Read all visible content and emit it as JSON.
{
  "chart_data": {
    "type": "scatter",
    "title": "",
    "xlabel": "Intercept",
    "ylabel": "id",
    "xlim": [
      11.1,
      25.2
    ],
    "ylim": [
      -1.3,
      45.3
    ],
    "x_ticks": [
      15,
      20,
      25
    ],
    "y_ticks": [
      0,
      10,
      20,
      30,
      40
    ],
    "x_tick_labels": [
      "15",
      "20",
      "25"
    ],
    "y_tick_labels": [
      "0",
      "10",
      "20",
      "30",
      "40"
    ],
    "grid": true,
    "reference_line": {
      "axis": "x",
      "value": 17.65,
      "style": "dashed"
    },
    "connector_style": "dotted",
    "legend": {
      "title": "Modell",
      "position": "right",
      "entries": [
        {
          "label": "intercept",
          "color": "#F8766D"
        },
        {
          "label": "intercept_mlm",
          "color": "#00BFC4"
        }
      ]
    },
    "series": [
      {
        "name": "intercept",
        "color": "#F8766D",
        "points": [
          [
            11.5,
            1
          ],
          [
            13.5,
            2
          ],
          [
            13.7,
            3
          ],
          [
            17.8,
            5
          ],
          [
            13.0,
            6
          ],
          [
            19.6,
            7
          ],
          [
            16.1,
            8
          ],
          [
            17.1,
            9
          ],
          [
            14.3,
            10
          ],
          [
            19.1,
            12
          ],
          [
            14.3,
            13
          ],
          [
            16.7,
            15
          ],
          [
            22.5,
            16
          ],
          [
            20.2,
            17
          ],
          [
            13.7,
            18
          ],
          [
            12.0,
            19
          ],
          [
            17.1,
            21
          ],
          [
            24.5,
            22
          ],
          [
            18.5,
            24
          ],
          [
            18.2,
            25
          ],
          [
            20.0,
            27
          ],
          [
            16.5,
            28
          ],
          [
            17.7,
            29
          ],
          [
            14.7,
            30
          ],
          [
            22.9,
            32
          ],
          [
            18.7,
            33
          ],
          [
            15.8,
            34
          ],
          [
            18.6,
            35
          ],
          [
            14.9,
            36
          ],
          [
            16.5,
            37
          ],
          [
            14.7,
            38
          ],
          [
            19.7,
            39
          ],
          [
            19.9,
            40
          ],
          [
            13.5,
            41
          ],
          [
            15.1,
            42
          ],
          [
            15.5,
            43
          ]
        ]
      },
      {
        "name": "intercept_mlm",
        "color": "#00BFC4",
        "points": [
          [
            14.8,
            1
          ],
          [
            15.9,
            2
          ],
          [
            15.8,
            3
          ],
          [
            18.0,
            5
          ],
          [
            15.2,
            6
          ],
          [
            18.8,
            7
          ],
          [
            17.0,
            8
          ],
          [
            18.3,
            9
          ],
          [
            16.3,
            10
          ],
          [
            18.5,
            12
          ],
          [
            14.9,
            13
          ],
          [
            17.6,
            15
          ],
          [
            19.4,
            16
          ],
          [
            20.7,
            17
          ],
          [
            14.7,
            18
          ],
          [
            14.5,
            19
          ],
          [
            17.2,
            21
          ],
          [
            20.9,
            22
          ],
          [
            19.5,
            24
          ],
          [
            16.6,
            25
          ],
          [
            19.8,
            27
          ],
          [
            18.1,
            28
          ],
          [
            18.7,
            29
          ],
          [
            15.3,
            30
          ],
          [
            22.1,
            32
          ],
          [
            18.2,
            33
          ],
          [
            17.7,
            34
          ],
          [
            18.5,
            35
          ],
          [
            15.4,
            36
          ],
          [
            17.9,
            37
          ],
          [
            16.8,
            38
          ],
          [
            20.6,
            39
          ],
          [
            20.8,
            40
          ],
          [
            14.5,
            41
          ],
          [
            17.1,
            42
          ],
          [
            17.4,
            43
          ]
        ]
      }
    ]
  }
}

INSTRUCTIONS FOR THE TASK: Go through the data and return every record exactly.

TASK RESPONSE:
Read all visible content and emit it as JSON.
{
  "chart_data": {
    "type": "scatter",
    "title": "",
    "xlabel": "Intercept",
    "ylabel": "id",
    "xlim": [
      11.1,
      25.2
    ],
    "ylim": [
      -1.3,
      45.3
    ],
    "x_ticks": [
      15,
      20,
      25
    ],
    "y_ticks": [
      0,
      10,
      20,
      30,
      40
    ],
    "x_tick_labels": [
      "15",
      "20",
      "25"
    ],
    "y_tick_labels": [
      "0",
      "10",
      "20",
      "30",
      "40"
    ],
    "grid": true,
    "reference_line": {
      "axis": "x",
      "value": 17.65,
      "style": "dashed"
    },
    "connector_style": "dotted",
    "legend": {
      "title": "Modell",
      "position": "right",
      "entries": [
        {
          "label": "intercept",
          "color": "#F8766D"
        },
        {
          "label": "intercept_mlm",
          "color": "#00BFC4"
        }
      ]
    },
    "series": [
      {
        "name": "intercept",
        "color": "#F8766D",
        "points": [
          [
            11.5,
            1
          ],
          [
            13.5,
            2
          ],
          [
            13.7,
            3
          ],
          [
            17.8,
            5
          ],
          [
            13.0,
            6
          ],
          [
            19.6,
            7
          ],
          [
            16.1,
            8
          ],
          [
            17.1,
            9
          ],
          [
            14.3,
            10
          ],
          [
            19.1,
            12
          ],
          [
            14.3,
            13
          ],
          [
            16.7,
            15
          ],
          [
            22.5,
            16
          ],
          [
            20.2,
            17
          ],
          [
            13.7,
            18
          ],
          [
            12.0,
            19
          ],
          [
            17.1,
            21
          ],
          [
            24.5,
            22
          ],
          [
            18.5,
            24
          ],
          [
            18.2,
            25
          ],
          [
            20.0,
            27
          ],
          [
            16.5,
            28
          ],
          [
            17.7,
            29
          ],
          [
            14.7,
            30
          ],
          [
            22.9,
            32
          ],
          [
            18.7,
            33
          ],
          [
            15.8,
            34
          ],
          [
            18.6,
            35
          ],
          [
            14.9,
            36
          ],
          [
            16.5,
            37
          ],
          [
            14.7,
            38
          ],
          [
            19.7,
            39
          ],
          [
            19.9,
            40
          ],
          [
            13.5,
            41
          ],
          [
            15.1,
            42
          ],
          [
            15.5,
            43
          ]
        ]
      },
      {
        "name": "intercept_mlm",
        "color": "#00BFC4",
        "points": [
          [
            14.8,
            1
          ],
          [
            15.9,
            2
          ],
          [
            15.8,
            3
          ],
          [
            18.0,
            5
          ],
          [
            15.2,
            6
          ],
          [
            18.8,
            7
          ],
          [
            17.0,
            8
          ],
          [
            18.3,
            9
          ],
          [
            16.3,
            10
          ],
          [
            18.5,
            12
          ],
          [
            14.9,
            13
          ],
          [
            17.6,
            15
          ],
          [
            19.4,
            16
          ],
          [
            20.7,
            17
          ],
          [
            14.7,
            18
          ],
          [
            14.5,
            19
          ],
          [
            17.2,
            21
          ],
          [
            20.9,
            22
          ],
          [
            19.5,
            24
          ],
          [
            16.6,
            25
          ],
          [
            19.8,
            27
          ],
          [
            18.1,
            28
          ],
          [
            18.7,
            29
          ],
          [
            15.3,
            30
          ],
          [
            22.1,
            32
          ],
          [
            18.2,
            33
          ],
          [
            17.7,
            34
          ],
          [
            18.5,
            35
          ],
          [
            15.4,
            36
          ],
          [
            17.9,
            37
          ],
          [
            16.8,
            38
          ],
          [
            20.6,
            39
          ],
          [
            20.8,
            40
          ],
          [
            14.5,
            41
          ],
          [
            17.1,
            42
          ],
          [
            17.4,
            43
          ]
        ]
      }
    ]
  }
}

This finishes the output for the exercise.